▶ Stored records:
::::::::

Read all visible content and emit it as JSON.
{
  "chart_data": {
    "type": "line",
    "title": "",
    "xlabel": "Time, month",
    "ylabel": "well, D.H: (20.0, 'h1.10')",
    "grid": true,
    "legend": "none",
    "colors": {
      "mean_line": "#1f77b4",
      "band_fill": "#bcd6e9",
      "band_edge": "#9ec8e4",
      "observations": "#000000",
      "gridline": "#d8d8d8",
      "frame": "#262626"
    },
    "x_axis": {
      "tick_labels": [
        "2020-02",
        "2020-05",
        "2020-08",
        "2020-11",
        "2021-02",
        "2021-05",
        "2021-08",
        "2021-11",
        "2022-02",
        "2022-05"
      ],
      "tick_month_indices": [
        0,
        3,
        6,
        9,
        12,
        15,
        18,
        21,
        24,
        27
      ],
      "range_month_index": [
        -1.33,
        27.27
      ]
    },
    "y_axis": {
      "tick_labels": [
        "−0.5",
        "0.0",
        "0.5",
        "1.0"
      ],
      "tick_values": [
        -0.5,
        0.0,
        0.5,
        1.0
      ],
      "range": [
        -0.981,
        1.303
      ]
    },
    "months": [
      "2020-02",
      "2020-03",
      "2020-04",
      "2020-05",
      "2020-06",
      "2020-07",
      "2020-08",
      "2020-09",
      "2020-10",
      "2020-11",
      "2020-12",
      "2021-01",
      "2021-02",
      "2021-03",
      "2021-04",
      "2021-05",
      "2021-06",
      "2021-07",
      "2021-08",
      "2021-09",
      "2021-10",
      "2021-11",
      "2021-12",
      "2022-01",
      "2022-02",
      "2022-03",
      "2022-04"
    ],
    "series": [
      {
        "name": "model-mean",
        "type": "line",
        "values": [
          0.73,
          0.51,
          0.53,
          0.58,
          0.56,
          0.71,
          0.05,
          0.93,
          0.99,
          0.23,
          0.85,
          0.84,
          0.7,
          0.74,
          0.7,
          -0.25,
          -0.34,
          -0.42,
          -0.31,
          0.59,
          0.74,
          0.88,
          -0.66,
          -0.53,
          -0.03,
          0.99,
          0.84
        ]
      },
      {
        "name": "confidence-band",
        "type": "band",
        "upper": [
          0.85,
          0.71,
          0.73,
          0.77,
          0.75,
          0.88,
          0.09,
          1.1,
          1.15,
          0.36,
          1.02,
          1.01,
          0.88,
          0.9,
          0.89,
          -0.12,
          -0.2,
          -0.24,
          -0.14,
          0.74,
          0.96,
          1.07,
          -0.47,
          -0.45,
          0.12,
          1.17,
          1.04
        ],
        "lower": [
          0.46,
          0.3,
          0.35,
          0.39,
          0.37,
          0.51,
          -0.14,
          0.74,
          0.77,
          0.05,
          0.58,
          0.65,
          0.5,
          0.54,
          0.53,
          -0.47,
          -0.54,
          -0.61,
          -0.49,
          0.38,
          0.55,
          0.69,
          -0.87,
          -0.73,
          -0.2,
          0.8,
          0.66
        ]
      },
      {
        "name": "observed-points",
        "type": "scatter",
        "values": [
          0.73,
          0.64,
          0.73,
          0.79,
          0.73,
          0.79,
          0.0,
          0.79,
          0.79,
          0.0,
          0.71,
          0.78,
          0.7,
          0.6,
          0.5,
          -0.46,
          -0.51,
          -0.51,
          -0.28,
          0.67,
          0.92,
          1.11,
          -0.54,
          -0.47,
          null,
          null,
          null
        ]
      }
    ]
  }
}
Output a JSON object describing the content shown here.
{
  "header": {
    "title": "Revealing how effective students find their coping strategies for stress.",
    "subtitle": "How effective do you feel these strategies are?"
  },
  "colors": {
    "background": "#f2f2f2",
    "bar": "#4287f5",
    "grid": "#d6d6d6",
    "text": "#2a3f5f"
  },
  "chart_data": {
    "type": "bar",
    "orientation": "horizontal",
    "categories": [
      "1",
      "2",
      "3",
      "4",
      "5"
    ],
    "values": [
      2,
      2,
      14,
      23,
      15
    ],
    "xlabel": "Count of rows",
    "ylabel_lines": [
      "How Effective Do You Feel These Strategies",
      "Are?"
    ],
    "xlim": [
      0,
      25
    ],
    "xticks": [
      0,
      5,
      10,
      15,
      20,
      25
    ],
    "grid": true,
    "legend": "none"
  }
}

::::::::

▶ Do this: Write the whole listing out again. Keep every line exactly as it is.

▶ Task result:
Read all visible content and emit it as JSON.
{
  "chart_data": {
    "type": "line",
    "title": "",
    "xlabel": "Time, month",
    "ylabel": "well, D.H: (20.0, 'h1.10')",
    "grid": true,
    "legend": "none",
    "colors": {
      "mean_line": "#1f77b4",
      "band_fill": "#bcd6e9",
      "band_edge": "#9ec8e4",
      "observations": "#000000",
      "gridline": "#d8d8d8",
      "frame": "#262626"
    },
    "x_axis": {
      "tick_labels": [
        "2020-02",
        "2020-05",
        "2020-08",
        "2020-11",
        "2021-02",
        "2021-05",
        "2021-08",
        "2021-11",
        "2022-02",
        "2022-05"
      ],
      "tick_month_indices": [
        0,
        3,
        6,
        9,
        12,
        15,
        18,
        21,
        24,
        27
      ],
      "range_month_index": [
        -1.33,
        27.27
      ]
    },
    "y_axis": {
      "tick_labels": [
        "−0.5",
        "0.0",
        "0.5",
        "1.0"
      ],
      "tick_values": [
        -0.5,
        0.0,
        0.5,
        1.0
      ],
      "range": [
        -0.981,
        1.303
      ]
    },
    "months": [
      "2020-02",
      "2020-03",
      "2020-04",
      "2020-05",
      "2020-06",
      "2020-07",
      "2020-08",
      "2020-09",
      "2020-10",
      "2020-11",
      "2020-12",
      "2021-01",
      "2021-02",
      "2021-03",
      "2021-04",
      "2021-05",
      "2021-06",
      "2021-07",
      "2021-08",
      "2021-09",
      "2021-10",
      "2021-11",
      "2021-12",
      "2022-01",
      "2022-02",
      "2022-03",
      "2022-04"
    ],
    "series": [
      {
        "name": "model-mean",
        "type": "line",
        "values": [
          0.73,
          0.51,
          0.53,
          0.58,
          0.56,
          0.71,
          0.05,
          0.93,
          0.99,
          0.23,
          0.85,
          0.84,
          0.7,
          0.74,
          0.7,
          -0.25,
          -0.34,
          -0.42,
          -0.31,
          0.59,
          0.74,
          0.88,
          -0.66,
          -0.53,
          -0.03,
          0.99,
          0.84
        ]
      },
      {
        "name": "confidence-band",
        "type": "band",
        "upper": [
          0.85,
          0.71,
          0.73,
          0.77,
          0.75,
          0.88,
          0.09,
          1.1,
          1.15,
          0.36,
          1.02,
          1.01,
          0.88,
          0.9,
          0.89,
          -0.12,
          -0.2,
          -0.24,
          -0.14,
          0.74,
          0.96,
          1.07,
          -0.47,
          -0.45,
          0.12,
          1.17,
          1.04
        ],
        "lower": [
          0.46,
          0.3,
          0.35,
          0.39,
          0.37,
          0.51,
          -0.14,
          0.74,
          0.77,
          0.05,
          0.58,
          0.65,
          0.5,
          0.54,
          0.53,
          -0.47,
          -0.54,
          -0.61,
          -0.49,
          0.38,
          0.55,
          0.69,
          -0.87,
          -0.73,
          -0.2,
          0.8,
          0.66
        ]
      },
      {
        "name": "observed-points",
        "type": "scatter",
        "values": [
          0.73,
          0.64,
          0.73,
          0.79,
          0.73,
          0.79,
          0.0,
          0.79,
          0.79,
          0.0,
          0.71,
          0.78,
          0.7,
          0.6,
          0.5,
          -0.46,
          -0.51,
          -0.51,
          -0.28,
          0.67,
          0.92,
          1.11,
          -0.54,
          -0.47,
          null,
          null,
          null
        ]
      }
    ]
  }
}
Output a JSON object describing the content shown here.
{
  "header": {
    "title": "Revealing how effective students find their coping strategies for stress.",
    "subtitle": "How effective do you feel these strategies are?"
  },
  "colors": {
    "background": "#f2f2f2",
    "bar": "#4287f5",
    "grid": "#d6d6d6",
    "text": "#2a3f5f"
  },
  "chart_data": {
    "type": "bar",
    "orientation": "horizontal",
    "categories": [
      "1",
      "2",
      "3",
      "4",
      "5"
    ],
    "values": [
      2,
      2,
      14,
      23,
      15
    ],
    "xlabel": "Count of rows",
    "ylabel_lines": [
      "How Effective Do You Feel These Strategies",
      "Are?"
    ],
    "xlim": [
      0,
      25
    ],
    "xticks": [
      0,
      5,
      10,
      15,
      20,
      25
    ],
    "grid": true,
    "legend": "none"
  }
}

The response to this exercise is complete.